STATED TASK A: Retype the passage of the homebuyer interview between "Sean:  Since it’s" and "meet market value.", inclusive, without altering a word.

═══ GIVEN TEXT ═══

Sean was a great student of the process. He jumpred right in, did his research, interviewed many contractors, etc. I was very impressed with him and asked him if I could please share his story… and ask him some questions to benefit other buyers we work with.

Graciously… he said yes. And, he supplied his email below… so you can email him questions as you process of buying heats up.

So here you go.. and interview with Sean Lawler. A courageous, pioneer and new property owner who has earned a Masters degree in Buying a property in the last 4 months.

Phil :  This is your first purchase and you decided to do a remodel loan “203k” — isn’t it alot to jump into being a homeowner and doing construction all in one fell swoop?

Sean:  Since it’s all new it seems like a lot to jump into at the beginning.  But I found that the government has the 203k loan set up so that the borrower won’t be taken advantage of.  In fact, it’s set up so that the borrower can’t make bad financial decisions.  You can’t get the loan if the bank finds out that the work you plan on doing does not meet market value.

The jargon regarding financing, mortgages and home construction work was all new to me.  I didn’t really need to know much about what the jargon meant, I just needed to know how to compare prices as I shopped for different mortgage brokers and general contractors.  In fact, I didn’t really need to shop around for different general contractors, I just needed to find a general contractor that would agree to do the work at the price determined by me and my 203k loan consultant.  This consultant is on your side, itemizing all the work you want done on the property and placing a market value price on each item.  He’s got your back.

I suppose the biggest risk I took was deciding which realtor I wanted to hire.  Phil Buoscio impressed me not just because of his knowledge of the industry and the neighborhoods and the market, but because he challenged my thinking about what to buy based on what I could really afford.  This is a much better business method than just agreeing to do whatever the client/buyer/me thinks is best.

Phil(as we get to the next question let it be know I didn’t ask to be complimented like that). Question: In starting to search you were thinking about buying a condo, and then you decided after weighing options to buy a 2 flat that you could remodel. What items did you weigh in making this decision?

Sean:  As I became more familiar with what’s involved in owning a home instead of a condo, I realized that owning a home wouldn’t be a time-consuming headache.  So much is straight-forward.  It didn’t take long for me to realize that owning a 2-flat and renting out a unit makes financial sense.  Getting that additional income from rent is a smart move.

I was also drawn to how by owning a home you become more connected to the neighborhood.  You have more of a stake in community programs, environmental issues, political development, etc.  It’s about time for me to settle in a neighborhood and be involved in this way: to develop relationships and help the community grow.

Phil: How does the 203k loan process work – once you find a property and get it under contract?

═══ RECORD LIST ═══

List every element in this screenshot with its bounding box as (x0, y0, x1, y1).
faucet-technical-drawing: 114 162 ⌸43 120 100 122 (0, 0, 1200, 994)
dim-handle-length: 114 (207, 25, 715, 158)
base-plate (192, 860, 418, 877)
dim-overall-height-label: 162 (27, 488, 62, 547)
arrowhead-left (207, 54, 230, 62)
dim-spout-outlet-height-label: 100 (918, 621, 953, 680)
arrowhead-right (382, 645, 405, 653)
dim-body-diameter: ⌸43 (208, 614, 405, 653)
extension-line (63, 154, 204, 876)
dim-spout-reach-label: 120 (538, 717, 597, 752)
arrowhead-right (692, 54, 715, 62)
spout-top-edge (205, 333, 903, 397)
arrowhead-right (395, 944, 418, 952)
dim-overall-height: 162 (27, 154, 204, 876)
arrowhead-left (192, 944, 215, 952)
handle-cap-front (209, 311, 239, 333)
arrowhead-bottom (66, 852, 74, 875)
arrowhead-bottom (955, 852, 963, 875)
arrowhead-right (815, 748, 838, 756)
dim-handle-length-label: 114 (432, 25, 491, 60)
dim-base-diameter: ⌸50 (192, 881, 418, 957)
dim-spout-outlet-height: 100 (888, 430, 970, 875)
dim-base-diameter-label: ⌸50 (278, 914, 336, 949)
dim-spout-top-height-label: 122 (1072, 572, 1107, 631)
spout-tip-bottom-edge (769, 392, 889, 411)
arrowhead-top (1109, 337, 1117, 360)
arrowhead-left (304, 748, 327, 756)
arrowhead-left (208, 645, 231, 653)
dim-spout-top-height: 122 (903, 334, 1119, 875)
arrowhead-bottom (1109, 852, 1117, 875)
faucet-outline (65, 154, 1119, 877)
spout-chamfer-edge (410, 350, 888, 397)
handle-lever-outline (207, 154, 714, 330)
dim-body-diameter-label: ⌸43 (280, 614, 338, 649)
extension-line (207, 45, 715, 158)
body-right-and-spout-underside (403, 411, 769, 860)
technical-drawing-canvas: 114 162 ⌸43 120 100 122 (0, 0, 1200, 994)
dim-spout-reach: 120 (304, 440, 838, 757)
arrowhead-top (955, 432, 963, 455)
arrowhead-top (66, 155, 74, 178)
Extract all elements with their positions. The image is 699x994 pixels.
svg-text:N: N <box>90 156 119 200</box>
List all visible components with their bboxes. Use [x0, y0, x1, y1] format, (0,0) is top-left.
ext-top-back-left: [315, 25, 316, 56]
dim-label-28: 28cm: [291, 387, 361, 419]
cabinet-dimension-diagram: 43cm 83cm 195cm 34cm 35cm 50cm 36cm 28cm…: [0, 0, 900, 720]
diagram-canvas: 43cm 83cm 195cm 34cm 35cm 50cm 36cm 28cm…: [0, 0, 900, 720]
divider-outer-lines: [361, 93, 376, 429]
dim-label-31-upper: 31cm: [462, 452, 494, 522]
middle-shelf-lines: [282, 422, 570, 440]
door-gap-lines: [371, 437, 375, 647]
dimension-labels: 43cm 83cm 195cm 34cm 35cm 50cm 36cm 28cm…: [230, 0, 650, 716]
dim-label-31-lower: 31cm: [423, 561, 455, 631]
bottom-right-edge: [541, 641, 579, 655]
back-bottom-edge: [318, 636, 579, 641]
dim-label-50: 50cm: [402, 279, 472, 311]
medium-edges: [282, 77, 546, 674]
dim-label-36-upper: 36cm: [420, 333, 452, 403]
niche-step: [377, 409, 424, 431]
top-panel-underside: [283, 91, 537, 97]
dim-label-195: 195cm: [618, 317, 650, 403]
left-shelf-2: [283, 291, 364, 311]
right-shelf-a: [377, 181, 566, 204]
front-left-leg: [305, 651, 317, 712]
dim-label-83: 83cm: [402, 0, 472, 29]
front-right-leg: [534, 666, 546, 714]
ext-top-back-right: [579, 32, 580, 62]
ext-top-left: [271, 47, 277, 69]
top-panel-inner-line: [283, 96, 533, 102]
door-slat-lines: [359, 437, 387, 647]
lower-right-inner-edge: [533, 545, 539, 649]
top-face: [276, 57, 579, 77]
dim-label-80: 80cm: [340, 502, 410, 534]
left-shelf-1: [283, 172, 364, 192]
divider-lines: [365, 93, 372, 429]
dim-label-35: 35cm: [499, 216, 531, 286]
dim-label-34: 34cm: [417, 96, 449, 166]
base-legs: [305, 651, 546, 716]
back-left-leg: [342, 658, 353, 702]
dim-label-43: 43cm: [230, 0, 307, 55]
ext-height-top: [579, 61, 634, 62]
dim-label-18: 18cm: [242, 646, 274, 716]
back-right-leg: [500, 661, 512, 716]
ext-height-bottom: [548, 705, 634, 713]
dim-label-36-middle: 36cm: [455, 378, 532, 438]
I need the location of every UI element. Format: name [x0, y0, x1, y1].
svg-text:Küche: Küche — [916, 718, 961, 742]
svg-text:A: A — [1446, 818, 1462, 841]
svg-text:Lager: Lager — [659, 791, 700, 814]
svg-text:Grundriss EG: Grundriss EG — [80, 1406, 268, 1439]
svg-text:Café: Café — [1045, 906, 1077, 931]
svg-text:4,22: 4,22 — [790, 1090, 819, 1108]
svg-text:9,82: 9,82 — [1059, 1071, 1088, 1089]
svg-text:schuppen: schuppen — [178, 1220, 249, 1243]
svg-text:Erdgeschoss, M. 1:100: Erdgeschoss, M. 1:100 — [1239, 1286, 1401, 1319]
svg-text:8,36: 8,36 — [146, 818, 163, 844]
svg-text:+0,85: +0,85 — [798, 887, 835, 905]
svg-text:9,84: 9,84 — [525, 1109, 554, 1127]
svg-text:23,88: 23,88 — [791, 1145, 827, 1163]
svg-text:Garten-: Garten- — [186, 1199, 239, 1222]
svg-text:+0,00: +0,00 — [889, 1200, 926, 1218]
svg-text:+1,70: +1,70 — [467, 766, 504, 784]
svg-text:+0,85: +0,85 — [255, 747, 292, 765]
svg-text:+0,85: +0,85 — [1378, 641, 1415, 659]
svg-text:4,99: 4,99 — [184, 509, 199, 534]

═══

STATED TASK B: Repeat the listing line for line, from its first line through the line holding "dim-label-31-upper: 31cm: [462, 452, 494, 522]", inclusive.

CORRECT RESPONSE A:
Sean:  Since it’s all new it seems like a lot to jump into at the beginning.  But I found that the government has the 203k loan set up so that the borrower won’t be taken advantage of.  In fact, it’s set up so that the borrower can’t make bad financial decisions.  You can’t get the loan if the bank finds out that the work you plan on doing does not meet market value.

CORRECT RESPONSE B:
List every element in this screenshot with its bounding box as (x0, y0, x1, y1).
faucet-technical-drawing: 114 162 ⌸43 120 100 122 (0, 0, 1200, 994)
dim-handle-length: 114 (207, 25, 715, 158)
base-plate (192, 860, 418, 877)
dim-overall-height-label: 162 (27, 488, 62, 547)
arrowhead-left (207, 54, 230, 62)
dim-spout-outlet-height-label: 100 (918, 621, 953, 680)
arrowhead-right (382, 645, 405, 653)
dim-body-diameter: ⌸43 (208, 614, 405, 653)
extension-line (63, 154, 204, 876)
dim-spout-reach-label: 120 (538, 717, 597, 752)
arrowhead-right (692, 54, 715, 62)
spout-top-edge (205, 333, 903, 397)
arrowhead-right (395, 944, 418, 952)
dim-overall-height: 162 (27, 154, 204, 876)
arrowhead-left (192, 944, 215, 952)
handle-cap-front (209, 311, 239, 333)
arrowhead-bottom (66, 852, 74, 875)
arrowhead-bottom (955, 852, 963, 875)
arrowhead-right (815, 748, 838, 756)
dim-handle-length-label: 114 (432, 25, 491, 60)
dim-base-diameter: ⌸50 (192, 881, 418, 957)
dim-spout-outlet-height: 100 (888, 430, 970, 875)
dim-base-diameter-label: ⌸50 (278, 914, 336, 949)
dim-spout-top-height-label: 122 (1072, 572, 1107, 631)
spout-tip-bottom-edge (769, 392, 889, 411)
arrowhead-top (1109, 337, 1117, 360)
arrowhead-left (304, 748, 327, 756)
arrowhead-left (208, 645, 231, 653)
dim-spout-top-height: 122 (903, 334, 1119, 875)
arrowhead-bottom (1109, 852, 1117, 875)
faucet-outline (65, 154, 1119, 877)
spout-chamfer-edge (410, 350, 888, 397)
handle-lever-outline (207, 154, 714, 330)
dim-body-diameter-label: ⌸43 (280, 614, 338, 649)
extension-line (207, 45, 715, 158)
body-right-and-spout-underside (403, 411, 769, 860)
technical-drawing-canvas: 114 162 ⌸43 120 100 122 (0, 0, 1200, 994)
dim-spout-reach: 120 (304, 440, 838, 757)
arrowhead-top (955, 432, 963, 455)
arrowhead-top (66, 155, 74, 178)
Extract all elements with their positions. The image is 699x994 pixels.
svg-text:N: N <box>90 156 119 200</box>
List all visible components with their bboxes. Use [x0, y0, x1, y1] format, (0,0) is top-left.
ext-top-back-left: [315, 25, 316, 56]
dim-label-28: 28cm: [291, 387, 361, 419]
cabinet-dimension-diagram: 43cm 83cm 195cm 34cm 35cm 50cm 36cm 28cm…: [0, 0, 900, 720]
diagram-canvas: 43cm 83cm 195cm 34cm 35cm 50cm 36cm 28cm…: [0, 0, 900, 720]
divider-outer-lines: [361, 93, 376, 429]
dim-label-31-upper: 31cm: [462, 452, 494, 522]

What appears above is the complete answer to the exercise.